**Task details:** Which lines below hold the word "decomposition"? Report each one.

**Data for this exercise:**
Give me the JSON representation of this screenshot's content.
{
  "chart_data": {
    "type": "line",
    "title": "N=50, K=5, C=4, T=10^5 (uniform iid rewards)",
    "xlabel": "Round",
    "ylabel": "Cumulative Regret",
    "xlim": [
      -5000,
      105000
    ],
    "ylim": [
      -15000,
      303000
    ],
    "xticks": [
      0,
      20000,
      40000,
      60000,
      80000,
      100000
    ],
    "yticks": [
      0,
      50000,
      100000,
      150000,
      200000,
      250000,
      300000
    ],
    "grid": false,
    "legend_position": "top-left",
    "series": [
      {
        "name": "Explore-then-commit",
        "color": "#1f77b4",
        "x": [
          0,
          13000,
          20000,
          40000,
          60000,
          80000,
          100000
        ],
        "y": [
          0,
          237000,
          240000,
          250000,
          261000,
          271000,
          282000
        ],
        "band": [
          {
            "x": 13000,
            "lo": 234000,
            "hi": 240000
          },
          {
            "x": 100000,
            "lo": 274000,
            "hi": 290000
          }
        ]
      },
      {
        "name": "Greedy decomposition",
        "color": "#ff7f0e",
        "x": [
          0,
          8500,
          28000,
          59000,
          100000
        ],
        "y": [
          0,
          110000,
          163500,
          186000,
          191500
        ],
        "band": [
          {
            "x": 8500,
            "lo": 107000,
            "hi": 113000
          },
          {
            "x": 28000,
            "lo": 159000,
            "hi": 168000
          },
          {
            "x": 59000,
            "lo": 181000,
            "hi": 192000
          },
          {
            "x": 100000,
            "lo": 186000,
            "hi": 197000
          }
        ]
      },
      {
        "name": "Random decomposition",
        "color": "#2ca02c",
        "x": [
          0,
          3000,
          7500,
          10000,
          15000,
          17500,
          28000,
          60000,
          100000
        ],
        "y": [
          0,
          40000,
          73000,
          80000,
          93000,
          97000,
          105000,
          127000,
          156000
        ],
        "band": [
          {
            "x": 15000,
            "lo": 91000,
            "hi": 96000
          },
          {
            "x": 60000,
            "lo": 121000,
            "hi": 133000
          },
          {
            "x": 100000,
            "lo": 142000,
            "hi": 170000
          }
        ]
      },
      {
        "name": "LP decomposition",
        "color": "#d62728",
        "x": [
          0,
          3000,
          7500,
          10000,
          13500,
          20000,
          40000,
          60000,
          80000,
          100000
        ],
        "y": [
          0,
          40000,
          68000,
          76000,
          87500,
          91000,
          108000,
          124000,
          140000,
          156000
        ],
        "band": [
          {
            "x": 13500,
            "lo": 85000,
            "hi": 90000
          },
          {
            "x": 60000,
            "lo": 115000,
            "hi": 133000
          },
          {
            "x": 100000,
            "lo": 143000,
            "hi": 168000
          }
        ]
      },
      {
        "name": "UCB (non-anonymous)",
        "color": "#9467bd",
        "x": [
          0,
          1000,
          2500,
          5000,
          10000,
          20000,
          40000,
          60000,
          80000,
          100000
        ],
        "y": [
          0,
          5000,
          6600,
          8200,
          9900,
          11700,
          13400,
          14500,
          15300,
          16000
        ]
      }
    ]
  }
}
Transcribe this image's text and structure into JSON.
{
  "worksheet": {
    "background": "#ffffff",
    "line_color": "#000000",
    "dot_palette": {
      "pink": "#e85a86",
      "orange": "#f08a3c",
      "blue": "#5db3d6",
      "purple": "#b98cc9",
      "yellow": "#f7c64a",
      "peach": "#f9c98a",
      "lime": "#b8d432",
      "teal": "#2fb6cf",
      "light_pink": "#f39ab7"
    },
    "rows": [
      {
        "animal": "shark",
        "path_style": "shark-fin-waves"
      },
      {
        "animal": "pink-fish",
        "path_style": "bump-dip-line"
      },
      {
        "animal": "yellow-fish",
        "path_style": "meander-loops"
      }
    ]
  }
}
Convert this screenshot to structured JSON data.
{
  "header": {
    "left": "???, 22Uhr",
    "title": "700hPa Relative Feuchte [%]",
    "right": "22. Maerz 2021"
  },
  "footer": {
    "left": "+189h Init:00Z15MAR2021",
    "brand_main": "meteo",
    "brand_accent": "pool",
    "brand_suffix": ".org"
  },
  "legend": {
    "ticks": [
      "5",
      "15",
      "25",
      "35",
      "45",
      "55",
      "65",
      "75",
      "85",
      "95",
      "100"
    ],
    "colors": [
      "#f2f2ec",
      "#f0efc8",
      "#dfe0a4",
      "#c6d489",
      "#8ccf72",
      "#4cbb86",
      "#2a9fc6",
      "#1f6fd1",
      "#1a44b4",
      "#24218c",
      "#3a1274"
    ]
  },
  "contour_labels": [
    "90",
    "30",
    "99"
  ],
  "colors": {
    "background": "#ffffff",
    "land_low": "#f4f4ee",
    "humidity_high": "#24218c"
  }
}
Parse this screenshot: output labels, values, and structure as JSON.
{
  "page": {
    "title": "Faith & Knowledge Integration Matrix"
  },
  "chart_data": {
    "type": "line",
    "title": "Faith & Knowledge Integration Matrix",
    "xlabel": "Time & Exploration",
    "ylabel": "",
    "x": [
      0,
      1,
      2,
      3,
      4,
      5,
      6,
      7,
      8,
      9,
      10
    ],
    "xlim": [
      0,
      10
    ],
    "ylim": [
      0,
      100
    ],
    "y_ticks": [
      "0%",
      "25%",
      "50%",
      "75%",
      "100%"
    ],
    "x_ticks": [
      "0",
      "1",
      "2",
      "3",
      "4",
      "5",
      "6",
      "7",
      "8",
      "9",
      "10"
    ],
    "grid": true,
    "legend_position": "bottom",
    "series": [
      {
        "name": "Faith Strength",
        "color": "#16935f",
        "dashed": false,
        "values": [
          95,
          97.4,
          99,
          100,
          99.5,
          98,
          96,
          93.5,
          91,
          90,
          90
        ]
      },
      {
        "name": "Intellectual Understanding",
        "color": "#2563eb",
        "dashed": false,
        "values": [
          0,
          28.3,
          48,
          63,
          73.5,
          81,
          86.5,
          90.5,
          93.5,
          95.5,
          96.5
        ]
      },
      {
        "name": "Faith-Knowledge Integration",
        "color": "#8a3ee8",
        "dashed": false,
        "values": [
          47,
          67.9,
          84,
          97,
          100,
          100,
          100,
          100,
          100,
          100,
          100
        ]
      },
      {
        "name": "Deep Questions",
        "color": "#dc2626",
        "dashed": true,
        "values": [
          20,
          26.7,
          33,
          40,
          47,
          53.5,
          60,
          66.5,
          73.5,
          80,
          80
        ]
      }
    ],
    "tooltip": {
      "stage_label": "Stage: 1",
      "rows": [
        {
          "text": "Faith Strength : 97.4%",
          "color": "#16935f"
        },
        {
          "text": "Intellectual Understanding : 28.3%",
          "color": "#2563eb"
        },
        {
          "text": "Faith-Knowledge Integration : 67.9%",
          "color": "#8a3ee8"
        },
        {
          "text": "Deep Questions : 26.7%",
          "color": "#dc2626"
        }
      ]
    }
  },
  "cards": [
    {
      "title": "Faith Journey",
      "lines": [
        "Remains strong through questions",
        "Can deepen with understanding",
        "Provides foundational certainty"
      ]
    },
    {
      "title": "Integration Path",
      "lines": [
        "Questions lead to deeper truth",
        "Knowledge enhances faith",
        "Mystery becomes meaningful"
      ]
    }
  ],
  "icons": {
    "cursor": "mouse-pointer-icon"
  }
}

**Solution to the problem:**
        "name": "Greedy decomposition",
        "name": "Random decomposition",
        "name": "LP decomposition",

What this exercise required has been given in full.